EXERCISE REQUIREMENTS: Select from the records below every line that has the word "fill" in it.

-- Start of DATA FOR PROCESSING --

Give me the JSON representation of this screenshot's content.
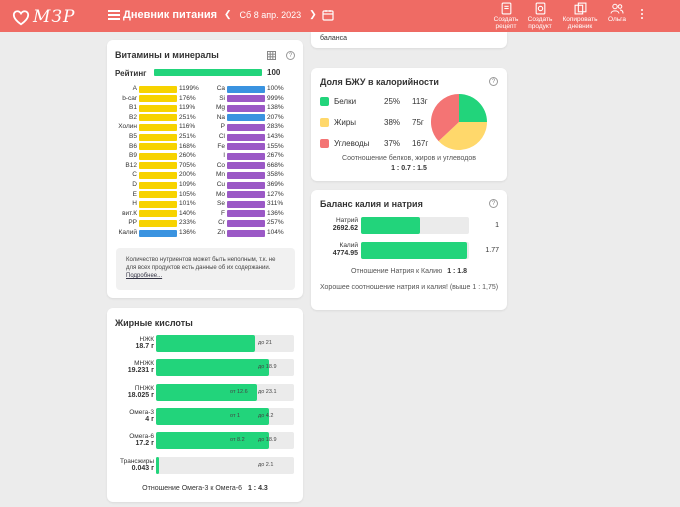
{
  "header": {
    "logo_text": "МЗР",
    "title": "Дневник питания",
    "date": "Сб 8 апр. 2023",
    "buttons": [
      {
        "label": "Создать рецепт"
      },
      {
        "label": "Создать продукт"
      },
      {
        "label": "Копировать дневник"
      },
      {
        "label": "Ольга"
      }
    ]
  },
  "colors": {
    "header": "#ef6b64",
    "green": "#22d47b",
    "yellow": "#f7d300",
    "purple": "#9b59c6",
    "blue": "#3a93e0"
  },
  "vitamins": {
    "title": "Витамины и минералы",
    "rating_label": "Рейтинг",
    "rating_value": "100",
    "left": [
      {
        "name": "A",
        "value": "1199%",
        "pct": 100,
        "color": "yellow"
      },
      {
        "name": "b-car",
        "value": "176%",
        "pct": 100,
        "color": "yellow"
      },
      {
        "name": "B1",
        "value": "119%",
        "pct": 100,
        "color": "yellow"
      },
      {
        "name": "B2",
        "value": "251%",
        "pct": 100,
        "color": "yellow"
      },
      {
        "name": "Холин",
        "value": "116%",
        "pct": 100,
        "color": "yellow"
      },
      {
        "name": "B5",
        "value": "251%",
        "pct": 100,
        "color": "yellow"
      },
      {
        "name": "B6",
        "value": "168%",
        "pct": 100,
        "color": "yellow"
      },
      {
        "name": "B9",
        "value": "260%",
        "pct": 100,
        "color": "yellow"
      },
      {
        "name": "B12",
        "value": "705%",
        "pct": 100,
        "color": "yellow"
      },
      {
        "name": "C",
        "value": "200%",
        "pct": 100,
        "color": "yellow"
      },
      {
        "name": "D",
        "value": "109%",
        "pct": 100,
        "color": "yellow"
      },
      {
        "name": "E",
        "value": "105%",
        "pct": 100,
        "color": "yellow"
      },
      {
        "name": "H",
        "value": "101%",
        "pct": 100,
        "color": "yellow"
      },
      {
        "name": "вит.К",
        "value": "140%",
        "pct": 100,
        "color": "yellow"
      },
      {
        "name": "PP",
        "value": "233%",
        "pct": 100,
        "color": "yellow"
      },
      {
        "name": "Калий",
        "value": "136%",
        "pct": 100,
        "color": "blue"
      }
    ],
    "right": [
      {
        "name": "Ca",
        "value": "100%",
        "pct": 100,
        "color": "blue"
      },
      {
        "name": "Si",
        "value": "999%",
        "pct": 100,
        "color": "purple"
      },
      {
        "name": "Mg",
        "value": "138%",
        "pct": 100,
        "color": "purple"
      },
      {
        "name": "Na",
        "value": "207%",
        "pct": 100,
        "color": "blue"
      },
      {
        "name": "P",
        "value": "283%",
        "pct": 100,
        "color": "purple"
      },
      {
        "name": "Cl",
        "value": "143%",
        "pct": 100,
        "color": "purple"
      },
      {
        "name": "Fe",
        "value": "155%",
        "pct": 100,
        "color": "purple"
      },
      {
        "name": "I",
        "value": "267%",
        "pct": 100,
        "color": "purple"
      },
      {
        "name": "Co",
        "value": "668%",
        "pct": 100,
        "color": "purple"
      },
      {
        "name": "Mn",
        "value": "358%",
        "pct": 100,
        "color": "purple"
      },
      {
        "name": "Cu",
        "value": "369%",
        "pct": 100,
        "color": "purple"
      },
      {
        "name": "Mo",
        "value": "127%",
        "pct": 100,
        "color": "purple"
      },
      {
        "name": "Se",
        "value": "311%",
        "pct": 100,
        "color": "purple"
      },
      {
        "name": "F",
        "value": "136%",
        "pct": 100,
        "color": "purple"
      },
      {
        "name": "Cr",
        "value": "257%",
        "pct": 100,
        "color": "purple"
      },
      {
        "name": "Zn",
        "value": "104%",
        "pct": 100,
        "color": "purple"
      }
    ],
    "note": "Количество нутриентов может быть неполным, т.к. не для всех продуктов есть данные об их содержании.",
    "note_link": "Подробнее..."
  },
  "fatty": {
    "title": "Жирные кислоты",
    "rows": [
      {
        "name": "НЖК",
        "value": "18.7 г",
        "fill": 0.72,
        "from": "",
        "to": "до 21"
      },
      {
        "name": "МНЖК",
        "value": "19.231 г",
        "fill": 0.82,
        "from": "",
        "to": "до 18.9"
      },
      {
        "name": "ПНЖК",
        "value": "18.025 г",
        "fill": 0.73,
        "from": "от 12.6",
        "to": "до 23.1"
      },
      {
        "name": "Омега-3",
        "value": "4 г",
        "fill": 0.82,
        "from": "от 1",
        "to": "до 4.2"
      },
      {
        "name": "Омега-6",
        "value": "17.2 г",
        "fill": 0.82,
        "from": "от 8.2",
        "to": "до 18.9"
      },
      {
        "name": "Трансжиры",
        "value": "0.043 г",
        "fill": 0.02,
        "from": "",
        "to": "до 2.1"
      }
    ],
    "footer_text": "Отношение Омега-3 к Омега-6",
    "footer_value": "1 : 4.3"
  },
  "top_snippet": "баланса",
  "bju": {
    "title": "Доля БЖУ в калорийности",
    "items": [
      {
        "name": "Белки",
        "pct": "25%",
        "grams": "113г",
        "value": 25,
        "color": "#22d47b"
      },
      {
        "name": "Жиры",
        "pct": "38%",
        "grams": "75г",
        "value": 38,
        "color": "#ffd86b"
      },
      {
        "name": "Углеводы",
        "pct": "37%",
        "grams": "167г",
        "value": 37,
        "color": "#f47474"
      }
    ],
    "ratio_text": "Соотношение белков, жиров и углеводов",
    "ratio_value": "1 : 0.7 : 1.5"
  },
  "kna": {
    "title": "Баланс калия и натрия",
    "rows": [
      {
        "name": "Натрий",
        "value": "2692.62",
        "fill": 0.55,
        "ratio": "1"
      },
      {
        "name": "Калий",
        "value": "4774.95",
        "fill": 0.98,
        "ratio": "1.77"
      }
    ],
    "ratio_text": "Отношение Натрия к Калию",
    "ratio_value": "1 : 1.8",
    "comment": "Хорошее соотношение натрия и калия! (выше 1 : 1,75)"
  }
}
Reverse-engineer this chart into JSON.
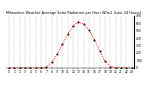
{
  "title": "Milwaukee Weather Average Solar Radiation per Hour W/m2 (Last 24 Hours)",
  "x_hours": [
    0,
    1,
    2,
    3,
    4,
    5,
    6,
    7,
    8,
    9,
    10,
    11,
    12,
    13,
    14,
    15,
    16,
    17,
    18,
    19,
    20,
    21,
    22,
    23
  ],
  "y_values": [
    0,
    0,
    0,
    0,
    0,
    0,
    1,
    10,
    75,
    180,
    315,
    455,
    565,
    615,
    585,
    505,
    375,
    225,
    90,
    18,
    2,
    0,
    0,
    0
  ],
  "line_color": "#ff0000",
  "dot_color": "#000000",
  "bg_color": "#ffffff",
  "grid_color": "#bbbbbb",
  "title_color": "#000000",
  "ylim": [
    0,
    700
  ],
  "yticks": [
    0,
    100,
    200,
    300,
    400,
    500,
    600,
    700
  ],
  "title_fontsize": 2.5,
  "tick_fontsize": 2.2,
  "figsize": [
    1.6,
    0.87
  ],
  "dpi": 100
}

-- End of DATA FOR PROCESSING --

RESULT OF THE TASK:
        "fill": 0.72,
        "fill": 0.82,
        "fill": 0.73,
        "fill": 0.82,
        "fill": 0.82,
        "fill": 0.02,
        "fill": 0.55,
        "fill": 0.98,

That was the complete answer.